### Given exercise
Pick out the lines below with "JackDoesMalwares" and list them.

### The records

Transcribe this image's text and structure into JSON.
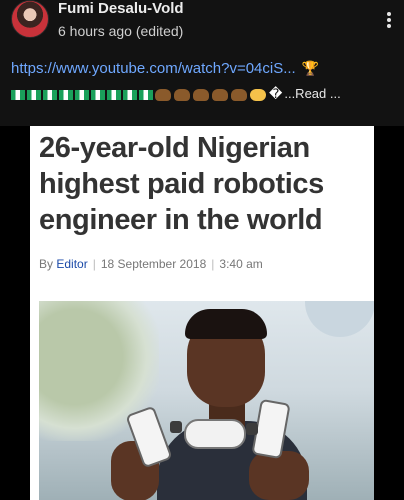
{
  "post": {
    "author": "Fumi Desalu-Vold",
    "time": "6 hours ago (edited)",
    "link_text": "https://www.youtube.com/watch?v=04ciS...",
    "trophy_emoji": "🏆",
    "replacement_char": "�",
    "read_more": "...Read ..."
  },
  "article": {
    "headline": "26-year-old Nigerian highest paid robotics engineer in the world",
    "by_prefix": "By",
    "author": "Editor",
    "date": "18 September 2018",
    "time": "3:40 am"
  },
  "colors": {
    "background": "#121212",
    "link": "#6fa8ff",
    "headline": "#333333",
    "byline_author": "#1b4aa8"
  }
}
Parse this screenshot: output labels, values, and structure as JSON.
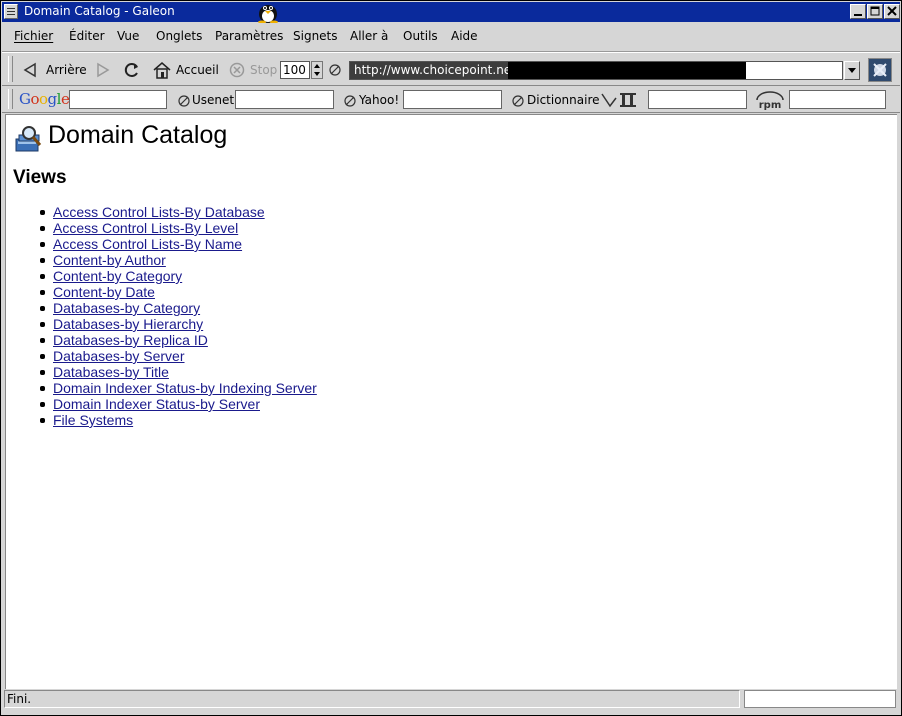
{
  "window": {
    "title": "Domain Catalog - Galeon"
  },
  "menubar": {
    "items": [
      {
        "label": "Fichier"
      },
      {
        "label": "Éditer"
      },
      {
        "label": "Vue"
      },
      {
        "label": "Onglets"
      },
      {
        "label": "Paramètres"
      },
      {
        "label": "Signets"
      },
      {
        "label": "Aller à"
      },
      {
        "label": "Outils"
      },
      {
        "label": "Aide"
      }
    ]
  },
  "navbar": {
    "back_label": "Arrière",
    "home_label": "Accueil",
    "stop_label": "Stop",
    "zoom": "100",
    "url": "http://www.choicepoint.net/c"
  },
  "searchbar": {
    "google_label": "Google",
    "usenet_label": "Usenet",
    "yahoo_label": "Yahoo!",
    "dictionary_label": "Dictionnaire",
    "rpm_label": "rpm"
  },
  "content": {
    "title": "Domain Catalog",
    "views_heading": "Views",
    "links": [
      "Access Control Lists-By Database",
      "Access Control Lists-By Level",
      "Access Control Lists-By Name",
      "Content-by Author",
      "Content-by Category",
      "Content-by Date",
      "Databases-by Category",
      "Databases-by Hierarchy",
      "Databases-by Replica ID",
      "Databases-by Server",
      "Databases-by Title",
      "Domain Indexer Status-by Indexing Server",
      "Domain Indexer Status-by Server",
      "File Systems"
    ]
  },
  "statusbar": {
    "text": "Fini."
  },
  "colors": {
    "titlebar": "#0a2a9c",
    "link": "#1a1a8c",
    "chrome": "#d6d6d6"
  }
}
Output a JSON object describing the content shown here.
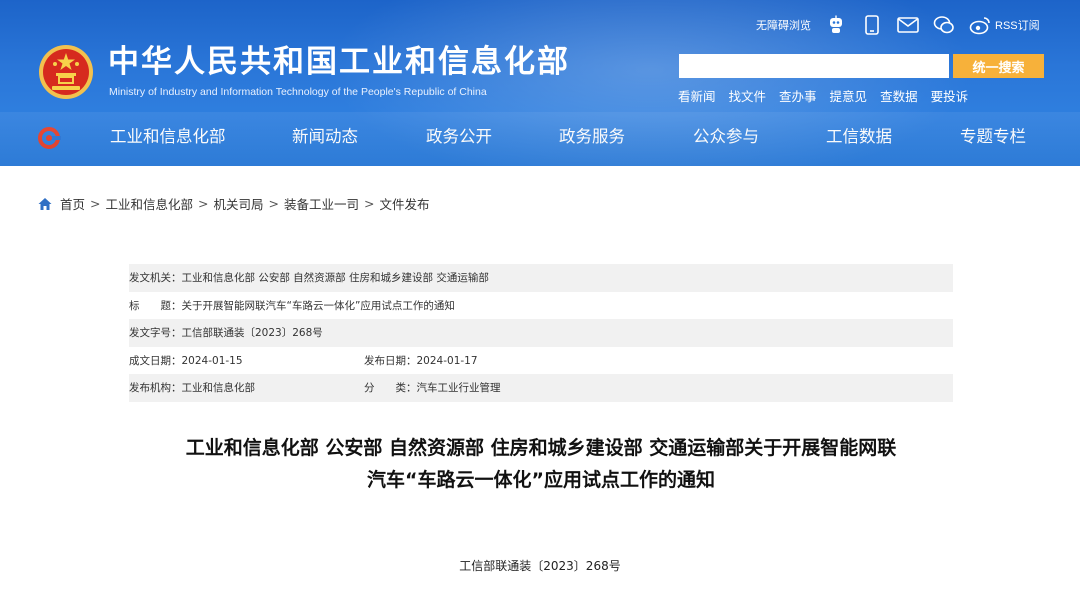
{
  "header": {
    "title_cn": "中华人民共和国工业和信息化部",
    "title_en": "Ministry of Industry and Information Technology of the People's Republic of China",
    "accessibility_link": "无障碍浏览",
    "rss_label": "RSS订阅",
    "search": {
      "placeholder": "",
      "button_label": "统一搜索"
    },
    "quick_links": [
      "看新闻",
      "找文件",
      "查办事",
      "提意见",
      "查数据",
      "要投诉"
    ],
    "nav": [
      "工业和信息化部",
      "新闻动态",
      "政务公开",
      "政务服务",
      "公众参与",
      "工信数据",
      "专题专栏"
    ]
  },
  "breadcrumb": {
    "separator": ">",
    "items": [
      "首页",
      "工业和信息化部",
      "机关司局",
      "装备工业一司",
      "文件发布"
    ]
  },
  "metadata": {
    "issuer": {
      "label": "发文机关：",
      "value": "工业和信息化部 公安部 自然资源部 住房和城乡建设部 交通运输部"
    },
    "title": {
      "label": "标　　题：",
      "value": "关于开展智能网联汽车“车路云一体化”应用试点工作的通知"
    },
    "doc_number": {
      "label": "发文字号：",
      "value": "工信部联通装〔2023〕268号"
    },
    "date_written": {
      "label": "成文日期：",
      "value": "2024-01-15"
    },
    "date_published": {
      "label": "发布日期：",
      "value": "2024-01-17"
    },
    "publisher": {
      "label": "发布机构：",
      "value": "工业和信息化部"
    },
    "category": {
      "label": "分　　类：",
      "value": "汽车工业行业管理"
    }
  },
  "document": {
    "title_line1": "工业和信息化部 公安部 自然资源部 住房和城乡建设部 交通运输部关于开展智能网联",
    "title_line2": "汽车“车路云一体化”应用试点工作的通知",
    "number": "工信部联通装〔2023〕268号"
  },
  "colors": {
    "header_blue": "#2a76d8",
    "search_button": "#f7b13a",
    "table_shade": "#f1f1f1"
  },
  "icons": [
    "national-emblem-icon",
    "robot-icon",
    "mobile-icon",
    "mail-icon",
    "weixin-icon",
    "weibo-icon",
    "nav-logo-icon",
    "home-icon"
  ]
}
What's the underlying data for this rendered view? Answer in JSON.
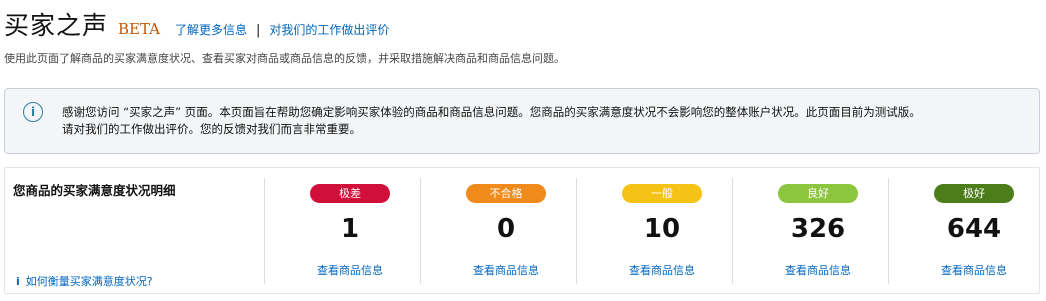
{
  "header": {
    "title": "买家之声",
    "beta": "BETA",
    "learn_more": "了解更多信息",
    "separator": "|",
    "rate_work": "对我们的工作做出评价"
  },
  "subtitle": "使用此页面了解商品的买家满意度状况、查看买家对商品或商品信息的反馈，并采取措施解决商品和商品信息问题。",
  "notice": {
    "icon": "info-icon",
    "line1": "感谢您访问 “买家之声” 页面。本页面旨在帮助您确定影响买家体验的商品和商品信息问题。您商品的买家满意度状况不会影响您的整体账户状况。此页面目前为测试版。",
    "line2": "请对我们的工作做出评价。您的反馈对我们而言非常重要。"
  },
  "panel": {
    "title": "您商品的买家满意度状况明细",
    "help_icon": "i",
    "help_link": "如何衡量买家满意度状况?",
    "ratings": [
      {
        "label": "极差",
        "count": "1",
        "link": "查看商品信息",
        "color": "#d0103a"
      },
      {
        "label": "不合格",
        "count": "0",
        "link": "查看商品信息",
        "color": "#f08a1a"
      },
      {
        "label": "一般",
        "count": "10",
        "link": "查看商品信息",
        "color": "#f5c315"
      },
      {
        "label": "良好",
        "count": "326",
        "link": "查看商品信息",
        "color": "#8cc63e"
      },
      {
        "label": "极好",
        "count": "644",
        "link": "查看商品信息",
        "color": "#4d7c1b"
      }
    ]
  }
}
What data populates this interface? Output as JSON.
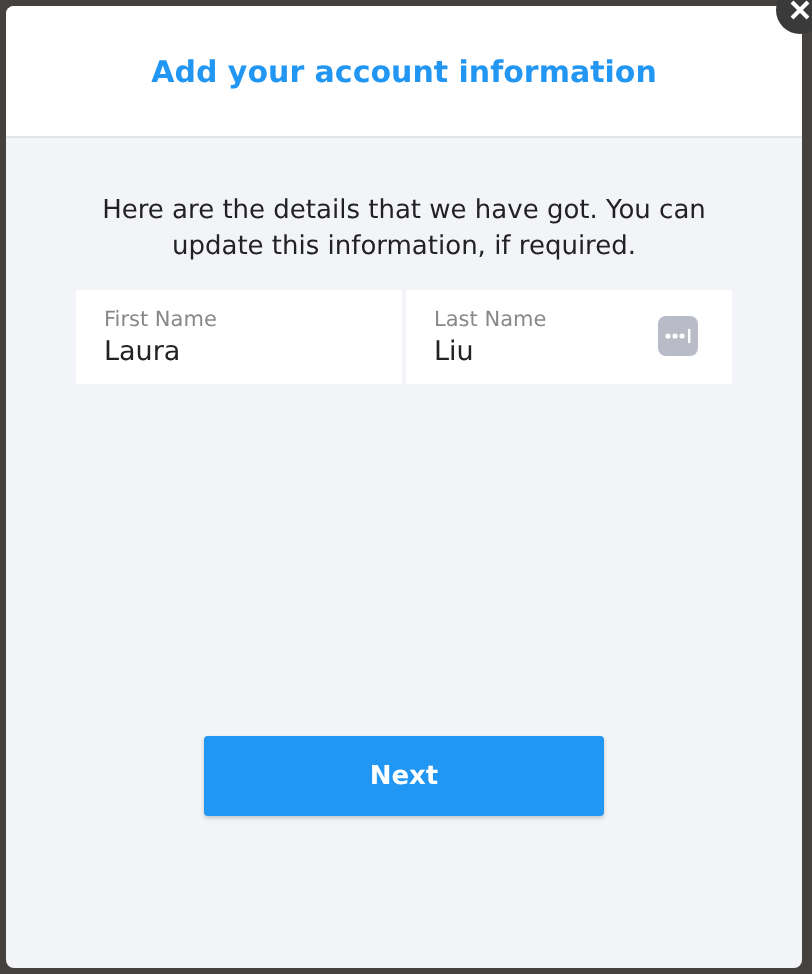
{
  "modal": {
    "title": "Add your account information"
  },
  "intro": "Here are the details that we have got. You can update this information, if required.",
  "fields": [
    {
      "label": "First Name",
      "value": "Laura",
      "autofill": false
    },
    {
      "label": "Last Name",
      "value": "Liu",
      "autofill": true
    }
  ],
  "buttons": [
    {
      "label": "Next"
    }
  ]
}
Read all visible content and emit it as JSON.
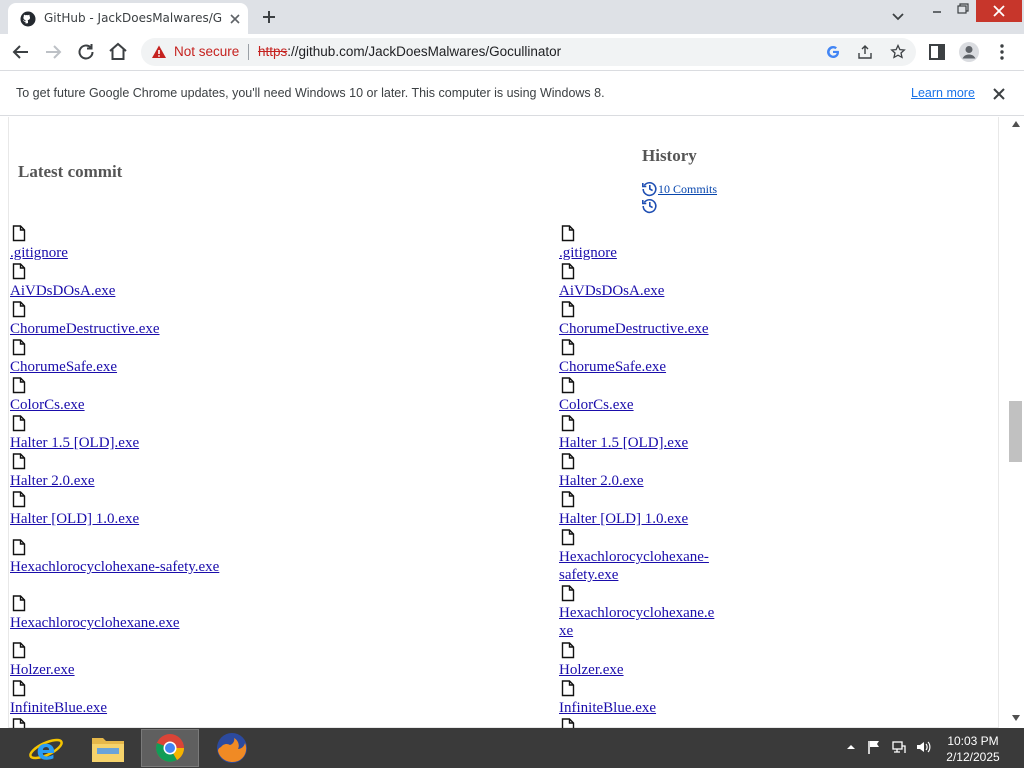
{
  "tab": {
    "title": "GitHub - JackDoesMalwares/Gocullinator"
  },
  "address": {
    "security_label": "Not secure",
    "url_scheme": "https",
    "url_rest": "://github.com/JackDoesMalwares/Gocullinator"
  },
  "infobar": {
    "message": "To get future Google Chrome updates, you'll need Windows 10 or later. This computer is using Windows 8.",
    "link": "Learn more"
  },
  "content": {
    "latest_commit_heading": "Latest commit",
    "history_heading": "History",
    "commits_link": "10 Commits",
    "files_left": [
      ".gitignore",
      "AiVDsDOsA.exe",
      "ChorumeDestructive.exe",
      "ChorumeSafe.exe",
      "ColorCs.exe",
      "Halter 1.5 [OLD].exe",
      "Halter 2.0.exe",
      "Halter [OLD] 1.0.exe",
      "Hexachlorocyclohexane-safety.exe",
      "Hexachlorocyclohexane.exe",
      "Holzer.exe",
      "InfiniteBlue.exe"
    ],
    "files_right": [
      ".gitignore",
      "AiVDsDOsA.exe",
      "ChorumeDestructive.exe",
      "ChorumeSafe.exe",
      "ColorCs.exe",
      "Halter 1.5 [OLD].exe",
      "Halter 2.0.exe",
      "Halter [OLD] 1.0.exe",
      "Hexachlorocyclohexane-",
      "safety.exe",
      "Hexachlorocyclohexane.e",
      "xe",
      "Holzer.exe",
      "InfiniteBlue.exe"
    ]
  },
  "taskbar": {
    "apps": [
      "internet-explorer",
      "file-explorer",
      "google-chrome",
      "firefox"
    ],
    "time": "10:03 PM",
    "date": "2/12/2025"
  },
  "colors": {
    "link": "#1a0dab",
    "taskbar": "#3a3a3a",
    "close_button": "#c7362b",
    "warning": "#c5221f"
  }
}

### Result of the exercise
    "title": "GitHub - JackDoesMalwares/Gocullinator"
    "url_rest": "://github.com/JackDoesMalwares/Gocullinator"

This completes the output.